Exercise task:
Return the items below unchanged, from their first line up to and including the line containing "app-name-places: PLACES xyxy=(359,1202,721,1298)".

BEGIN

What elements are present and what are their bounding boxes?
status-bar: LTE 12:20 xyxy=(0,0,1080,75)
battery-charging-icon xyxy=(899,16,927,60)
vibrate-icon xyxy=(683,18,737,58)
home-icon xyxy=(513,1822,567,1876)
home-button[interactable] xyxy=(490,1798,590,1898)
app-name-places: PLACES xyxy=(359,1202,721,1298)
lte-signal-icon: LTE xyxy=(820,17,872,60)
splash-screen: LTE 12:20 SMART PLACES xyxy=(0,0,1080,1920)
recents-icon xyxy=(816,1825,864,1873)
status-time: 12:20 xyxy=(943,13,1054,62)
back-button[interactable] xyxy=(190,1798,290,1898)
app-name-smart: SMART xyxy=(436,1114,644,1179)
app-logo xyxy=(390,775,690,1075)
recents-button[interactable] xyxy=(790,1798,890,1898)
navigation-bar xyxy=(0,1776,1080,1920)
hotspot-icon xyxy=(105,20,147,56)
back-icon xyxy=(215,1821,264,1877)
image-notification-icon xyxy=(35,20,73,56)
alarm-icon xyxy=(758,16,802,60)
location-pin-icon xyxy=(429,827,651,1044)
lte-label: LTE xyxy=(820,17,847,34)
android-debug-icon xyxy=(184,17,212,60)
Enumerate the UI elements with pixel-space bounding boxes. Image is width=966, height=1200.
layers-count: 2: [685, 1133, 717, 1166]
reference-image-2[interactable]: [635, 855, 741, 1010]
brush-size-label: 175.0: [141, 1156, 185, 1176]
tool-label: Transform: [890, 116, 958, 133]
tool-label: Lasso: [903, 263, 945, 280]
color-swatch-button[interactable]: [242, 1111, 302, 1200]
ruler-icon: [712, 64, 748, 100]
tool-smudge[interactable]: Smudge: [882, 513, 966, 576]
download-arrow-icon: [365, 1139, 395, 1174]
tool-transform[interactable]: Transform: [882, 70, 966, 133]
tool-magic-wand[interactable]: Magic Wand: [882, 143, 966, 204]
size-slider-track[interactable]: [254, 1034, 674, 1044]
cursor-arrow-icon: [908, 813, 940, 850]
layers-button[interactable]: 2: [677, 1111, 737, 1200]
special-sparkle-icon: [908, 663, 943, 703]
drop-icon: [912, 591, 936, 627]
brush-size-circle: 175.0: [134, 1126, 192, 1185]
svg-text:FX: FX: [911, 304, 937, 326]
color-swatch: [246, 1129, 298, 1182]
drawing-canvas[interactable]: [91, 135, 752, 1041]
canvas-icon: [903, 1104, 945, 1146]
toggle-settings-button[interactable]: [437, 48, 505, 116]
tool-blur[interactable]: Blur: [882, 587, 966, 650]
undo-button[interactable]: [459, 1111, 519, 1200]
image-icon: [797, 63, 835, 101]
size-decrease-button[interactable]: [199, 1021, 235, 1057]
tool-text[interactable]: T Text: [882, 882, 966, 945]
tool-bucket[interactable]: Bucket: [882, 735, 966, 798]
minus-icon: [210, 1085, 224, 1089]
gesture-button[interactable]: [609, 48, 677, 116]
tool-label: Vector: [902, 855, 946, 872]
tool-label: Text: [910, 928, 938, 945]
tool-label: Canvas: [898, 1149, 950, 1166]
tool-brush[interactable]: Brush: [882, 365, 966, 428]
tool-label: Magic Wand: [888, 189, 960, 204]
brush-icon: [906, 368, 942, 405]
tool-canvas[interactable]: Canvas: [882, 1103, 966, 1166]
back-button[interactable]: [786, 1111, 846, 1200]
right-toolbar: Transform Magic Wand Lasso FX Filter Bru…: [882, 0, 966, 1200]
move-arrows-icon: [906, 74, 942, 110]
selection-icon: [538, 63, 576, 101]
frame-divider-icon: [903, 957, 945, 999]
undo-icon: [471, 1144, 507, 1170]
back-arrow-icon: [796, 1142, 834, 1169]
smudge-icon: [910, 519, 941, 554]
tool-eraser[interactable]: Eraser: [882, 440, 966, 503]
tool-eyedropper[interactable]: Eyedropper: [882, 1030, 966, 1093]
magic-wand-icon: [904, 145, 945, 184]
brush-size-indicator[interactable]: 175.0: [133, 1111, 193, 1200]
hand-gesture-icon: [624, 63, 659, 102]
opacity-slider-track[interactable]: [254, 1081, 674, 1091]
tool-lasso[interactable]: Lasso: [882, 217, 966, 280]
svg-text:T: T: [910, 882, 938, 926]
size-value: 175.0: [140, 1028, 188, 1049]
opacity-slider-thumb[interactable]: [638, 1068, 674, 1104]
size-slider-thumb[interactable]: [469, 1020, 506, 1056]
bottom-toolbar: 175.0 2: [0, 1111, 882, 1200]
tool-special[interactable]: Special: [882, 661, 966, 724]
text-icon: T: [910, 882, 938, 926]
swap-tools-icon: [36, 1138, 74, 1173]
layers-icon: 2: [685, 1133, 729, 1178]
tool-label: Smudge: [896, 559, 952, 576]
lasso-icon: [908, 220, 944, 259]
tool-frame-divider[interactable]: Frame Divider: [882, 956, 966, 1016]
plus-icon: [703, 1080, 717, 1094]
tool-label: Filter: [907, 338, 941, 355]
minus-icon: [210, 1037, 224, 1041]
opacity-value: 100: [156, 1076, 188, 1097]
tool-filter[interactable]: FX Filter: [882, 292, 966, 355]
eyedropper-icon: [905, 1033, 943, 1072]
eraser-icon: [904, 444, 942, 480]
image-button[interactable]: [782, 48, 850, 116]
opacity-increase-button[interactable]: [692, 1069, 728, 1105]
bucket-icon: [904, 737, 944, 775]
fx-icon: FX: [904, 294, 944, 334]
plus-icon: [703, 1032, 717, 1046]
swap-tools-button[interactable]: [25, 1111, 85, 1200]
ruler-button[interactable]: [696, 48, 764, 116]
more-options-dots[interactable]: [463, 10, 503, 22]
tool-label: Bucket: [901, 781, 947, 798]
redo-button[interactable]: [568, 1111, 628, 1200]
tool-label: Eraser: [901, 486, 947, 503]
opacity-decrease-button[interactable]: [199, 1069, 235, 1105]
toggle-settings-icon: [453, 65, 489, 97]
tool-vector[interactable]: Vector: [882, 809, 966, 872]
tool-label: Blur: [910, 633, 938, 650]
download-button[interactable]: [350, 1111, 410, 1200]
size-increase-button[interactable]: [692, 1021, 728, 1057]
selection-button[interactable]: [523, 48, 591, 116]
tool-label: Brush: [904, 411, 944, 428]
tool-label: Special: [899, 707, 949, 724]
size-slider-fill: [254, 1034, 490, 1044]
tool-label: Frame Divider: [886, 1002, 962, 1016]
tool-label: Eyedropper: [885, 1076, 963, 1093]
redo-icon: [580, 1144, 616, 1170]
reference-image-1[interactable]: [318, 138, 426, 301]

END

Exercise result:
What elements are present and what are their bounding boxes?
status-bar: LTE 12:20 xyxy=(0,0,1080,75)
battery-charging-icon xyxy=(899,16,927,60)
vibrate-icon xyxy=(683,18,737,58)
home-icon xyxy=(513,1822,567,1876)
home-button[interactable] xyxy=(490,1798,590,1898)
app-name-places: PLACES xyxy=(359,1202,721,1298)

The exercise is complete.